§ **EXERCISE DESCRIPTION**
Copy out each line of the data that holds the word "name".

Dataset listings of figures

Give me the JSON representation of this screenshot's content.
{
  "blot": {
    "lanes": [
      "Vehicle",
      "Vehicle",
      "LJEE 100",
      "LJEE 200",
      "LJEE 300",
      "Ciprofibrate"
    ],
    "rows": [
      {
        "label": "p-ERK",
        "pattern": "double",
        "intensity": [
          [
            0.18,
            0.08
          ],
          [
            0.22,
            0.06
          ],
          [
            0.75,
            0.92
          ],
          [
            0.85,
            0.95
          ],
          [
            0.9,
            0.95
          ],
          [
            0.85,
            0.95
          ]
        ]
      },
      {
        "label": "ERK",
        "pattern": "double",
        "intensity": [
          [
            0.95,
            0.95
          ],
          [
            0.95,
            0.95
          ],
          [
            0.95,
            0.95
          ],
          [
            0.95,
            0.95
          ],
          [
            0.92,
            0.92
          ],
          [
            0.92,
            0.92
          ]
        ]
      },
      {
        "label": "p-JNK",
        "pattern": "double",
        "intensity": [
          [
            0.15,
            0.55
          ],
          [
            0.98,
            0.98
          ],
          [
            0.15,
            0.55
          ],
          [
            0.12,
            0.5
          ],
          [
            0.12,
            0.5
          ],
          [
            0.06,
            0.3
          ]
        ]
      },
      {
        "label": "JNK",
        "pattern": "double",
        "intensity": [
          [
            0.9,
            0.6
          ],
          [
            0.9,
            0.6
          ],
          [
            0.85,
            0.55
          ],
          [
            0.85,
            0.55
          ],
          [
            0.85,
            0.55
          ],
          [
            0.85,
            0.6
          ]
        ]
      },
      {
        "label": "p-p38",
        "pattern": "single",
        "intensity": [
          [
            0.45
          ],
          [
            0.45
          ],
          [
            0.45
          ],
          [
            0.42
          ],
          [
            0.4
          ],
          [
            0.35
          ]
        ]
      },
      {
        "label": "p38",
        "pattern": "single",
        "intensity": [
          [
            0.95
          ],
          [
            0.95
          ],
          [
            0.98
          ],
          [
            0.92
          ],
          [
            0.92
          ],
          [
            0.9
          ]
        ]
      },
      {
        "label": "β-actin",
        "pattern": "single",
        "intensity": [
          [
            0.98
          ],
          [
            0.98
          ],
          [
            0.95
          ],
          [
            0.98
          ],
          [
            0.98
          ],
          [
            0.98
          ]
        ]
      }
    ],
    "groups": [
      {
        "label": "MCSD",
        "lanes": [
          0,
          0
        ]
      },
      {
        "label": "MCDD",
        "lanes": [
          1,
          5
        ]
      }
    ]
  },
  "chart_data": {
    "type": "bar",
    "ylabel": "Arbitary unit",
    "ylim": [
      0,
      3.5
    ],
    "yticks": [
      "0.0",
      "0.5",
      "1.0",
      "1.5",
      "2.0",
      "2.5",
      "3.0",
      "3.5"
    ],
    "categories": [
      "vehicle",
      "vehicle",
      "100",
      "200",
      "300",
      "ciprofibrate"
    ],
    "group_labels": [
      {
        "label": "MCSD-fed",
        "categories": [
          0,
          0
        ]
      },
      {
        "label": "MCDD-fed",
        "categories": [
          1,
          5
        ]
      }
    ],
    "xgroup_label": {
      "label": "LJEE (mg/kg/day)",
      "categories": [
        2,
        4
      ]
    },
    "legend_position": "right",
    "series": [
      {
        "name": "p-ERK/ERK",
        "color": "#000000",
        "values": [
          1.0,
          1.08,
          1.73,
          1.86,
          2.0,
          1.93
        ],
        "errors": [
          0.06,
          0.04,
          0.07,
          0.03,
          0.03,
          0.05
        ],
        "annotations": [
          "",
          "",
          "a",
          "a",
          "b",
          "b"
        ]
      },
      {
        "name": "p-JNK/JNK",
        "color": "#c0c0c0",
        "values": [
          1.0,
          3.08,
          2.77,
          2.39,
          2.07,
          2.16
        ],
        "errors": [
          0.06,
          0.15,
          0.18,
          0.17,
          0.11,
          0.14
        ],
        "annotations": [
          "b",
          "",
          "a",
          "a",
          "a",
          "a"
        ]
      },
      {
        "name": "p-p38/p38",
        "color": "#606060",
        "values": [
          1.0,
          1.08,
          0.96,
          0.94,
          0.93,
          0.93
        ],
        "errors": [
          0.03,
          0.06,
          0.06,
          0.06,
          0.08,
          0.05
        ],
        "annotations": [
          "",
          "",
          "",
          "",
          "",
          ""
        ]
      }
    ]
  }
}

* * *

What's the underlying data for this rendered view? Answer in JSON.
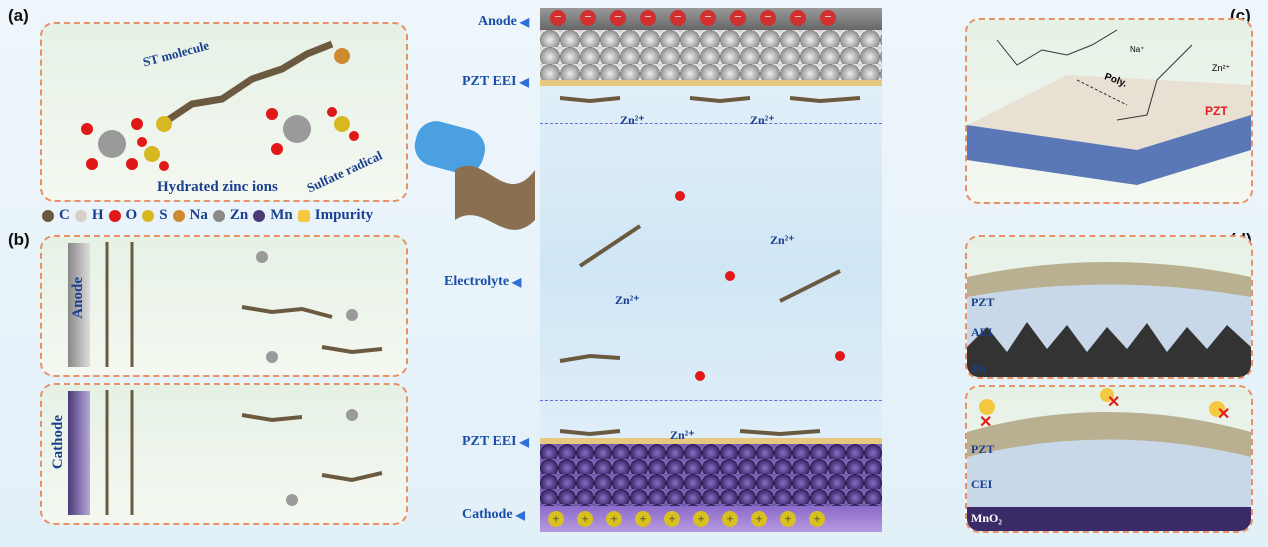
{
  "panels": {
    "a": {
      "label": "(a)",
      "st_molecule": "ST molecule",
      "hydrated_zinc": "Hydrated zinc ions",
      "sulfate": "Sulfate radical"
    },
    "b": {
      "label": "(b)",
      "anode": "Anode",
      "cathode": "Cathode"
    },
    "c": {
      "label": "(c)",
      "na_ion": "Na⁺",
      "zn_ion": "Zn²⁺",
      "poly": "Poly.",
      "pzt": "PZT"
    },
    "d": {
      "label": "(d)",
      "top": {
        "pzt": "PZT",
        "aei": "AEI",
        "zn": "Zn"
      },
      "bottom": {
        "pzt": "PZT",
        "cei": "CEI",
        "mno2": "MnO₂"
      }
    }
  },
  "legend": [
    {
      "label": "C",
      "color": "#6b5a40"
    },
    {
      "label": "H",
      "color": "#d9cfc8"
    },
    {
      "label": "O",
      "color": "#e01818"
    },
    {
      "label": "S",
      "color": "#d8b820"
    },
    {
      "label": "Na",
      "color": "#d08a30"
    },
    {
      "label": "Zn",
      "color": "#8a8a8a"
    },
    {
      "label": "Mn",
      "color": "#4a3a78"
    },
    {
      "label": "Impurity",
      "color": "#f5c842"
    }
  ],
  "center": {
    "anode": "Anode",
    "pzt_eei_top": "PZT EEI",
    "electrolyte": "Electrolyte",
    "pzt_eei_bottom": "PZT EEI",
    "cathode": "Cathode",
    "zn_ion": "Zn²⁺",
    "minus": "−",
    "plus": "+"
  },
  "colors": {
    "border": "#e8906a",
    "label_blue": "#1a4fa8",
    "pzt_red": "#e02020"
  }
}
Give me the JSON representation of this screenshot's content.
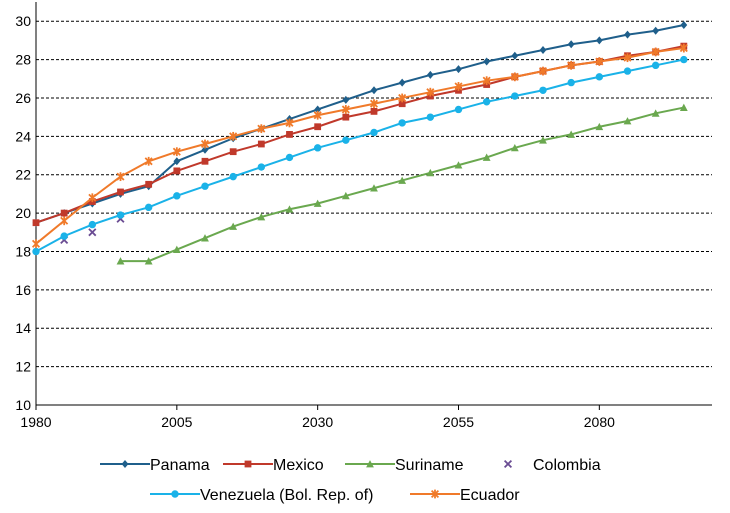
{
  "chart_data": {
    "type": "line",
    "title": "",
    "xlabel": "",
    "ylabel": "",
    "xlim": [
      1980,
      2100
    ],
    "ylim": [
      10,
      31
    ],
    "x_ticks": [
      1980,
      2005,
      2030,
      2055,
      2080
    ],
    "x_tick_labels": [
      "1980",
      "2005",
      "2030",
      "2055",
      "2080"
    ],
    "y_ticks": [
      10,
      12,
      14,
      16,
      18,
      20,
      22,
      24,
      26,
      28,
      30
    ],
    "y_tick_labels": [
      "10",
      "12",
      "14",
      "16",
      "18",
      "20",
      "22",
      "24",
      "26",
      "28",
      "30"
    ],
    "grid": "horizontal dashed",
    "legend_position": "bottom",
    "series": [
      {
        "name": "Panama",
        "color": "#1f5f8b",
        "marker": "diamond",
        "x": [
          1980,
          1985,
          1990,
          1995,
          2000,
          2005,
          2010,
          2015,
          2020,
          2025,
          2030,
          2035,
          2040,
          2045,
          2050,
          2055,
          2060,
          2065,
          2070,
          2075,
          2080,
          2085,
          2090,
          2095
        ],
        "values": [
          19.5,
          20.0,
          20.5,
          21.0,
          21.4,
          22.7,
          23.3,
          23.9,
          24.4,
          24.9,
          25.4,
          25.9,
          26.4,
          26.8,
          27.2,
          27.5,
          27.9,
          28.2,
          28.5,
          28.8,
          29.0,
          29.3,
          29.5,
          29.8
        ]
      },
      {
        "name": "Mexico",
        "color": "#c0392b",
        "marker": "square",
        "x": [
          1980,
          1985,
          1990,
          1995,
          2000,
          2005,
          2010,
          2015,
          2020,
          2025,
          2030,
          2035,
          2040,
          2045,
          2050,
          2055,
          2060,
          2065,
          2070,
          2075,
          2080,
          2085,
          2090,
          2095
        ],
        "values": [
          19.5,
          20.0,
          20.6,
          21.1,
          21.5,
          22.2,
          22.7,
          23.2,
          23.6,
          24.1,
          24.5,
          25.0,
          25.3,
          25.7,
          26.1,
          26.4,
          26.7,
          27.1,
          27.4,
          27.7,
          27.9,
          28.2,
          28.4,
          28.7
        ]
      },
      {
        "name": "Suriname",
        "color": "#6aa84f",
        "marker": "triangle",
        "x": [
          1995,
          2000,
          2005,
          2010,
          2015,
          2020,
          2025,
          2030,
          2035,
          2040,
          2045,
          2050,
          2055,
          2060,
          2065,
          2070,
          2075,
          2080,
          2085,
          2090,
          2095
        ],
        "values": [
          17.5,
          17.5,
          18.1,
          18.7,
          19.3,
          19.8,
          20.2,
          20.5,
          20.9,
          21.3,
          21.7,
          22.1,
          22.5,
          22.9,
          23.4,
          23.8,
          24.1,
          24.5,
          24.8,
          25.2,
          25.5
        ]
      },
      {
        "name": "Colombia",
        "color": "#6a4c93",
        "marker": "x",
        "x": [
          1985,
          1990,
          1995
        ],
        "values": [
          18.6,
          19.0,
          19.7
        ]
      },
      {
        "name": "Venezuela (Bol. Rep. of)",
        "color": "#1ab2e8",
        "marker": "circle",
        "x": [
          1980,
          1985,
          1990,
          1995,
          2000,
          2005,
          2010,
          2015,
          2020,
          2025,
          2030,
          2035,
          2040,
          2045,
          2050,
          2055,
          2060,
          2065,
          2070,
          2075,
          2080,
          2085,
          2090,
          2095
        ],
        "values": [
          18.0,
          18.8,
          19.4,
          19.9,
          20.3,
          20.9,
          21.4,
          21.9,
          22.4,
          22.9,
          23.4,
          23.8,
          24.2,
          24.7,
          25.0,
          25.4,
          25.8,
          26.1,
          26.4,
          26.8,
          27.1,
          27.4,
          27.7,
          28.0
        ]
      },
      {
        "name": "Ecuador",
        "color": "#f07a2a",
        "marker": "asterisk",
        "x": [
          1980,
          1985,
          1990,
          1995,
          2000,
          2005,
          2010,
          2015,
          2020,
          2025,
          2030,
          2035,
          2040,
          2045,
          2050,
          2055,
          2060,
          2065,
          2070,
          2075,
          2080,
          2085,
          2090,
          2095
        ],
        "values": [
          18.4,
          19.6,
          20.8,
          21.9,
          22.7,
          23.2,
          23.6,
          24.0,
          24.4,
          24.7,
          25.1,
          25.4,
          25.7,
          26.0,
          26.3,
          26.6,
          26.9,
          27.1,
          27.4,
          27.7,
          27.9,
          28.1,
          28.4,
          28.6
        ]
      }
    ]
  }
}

§ **THE RESULT**
        "name": "p-ERK/ERK",
        "name": "p-JNK/JNK",
        "name": "p-p38/p38",
        "name": "Panama",
        "name": "Mexico",
        "name": "Suriname",
        "name": "Colombia",
        "name": "Venezuela (Bol. Rep. of)",
        "name": "Ecuador",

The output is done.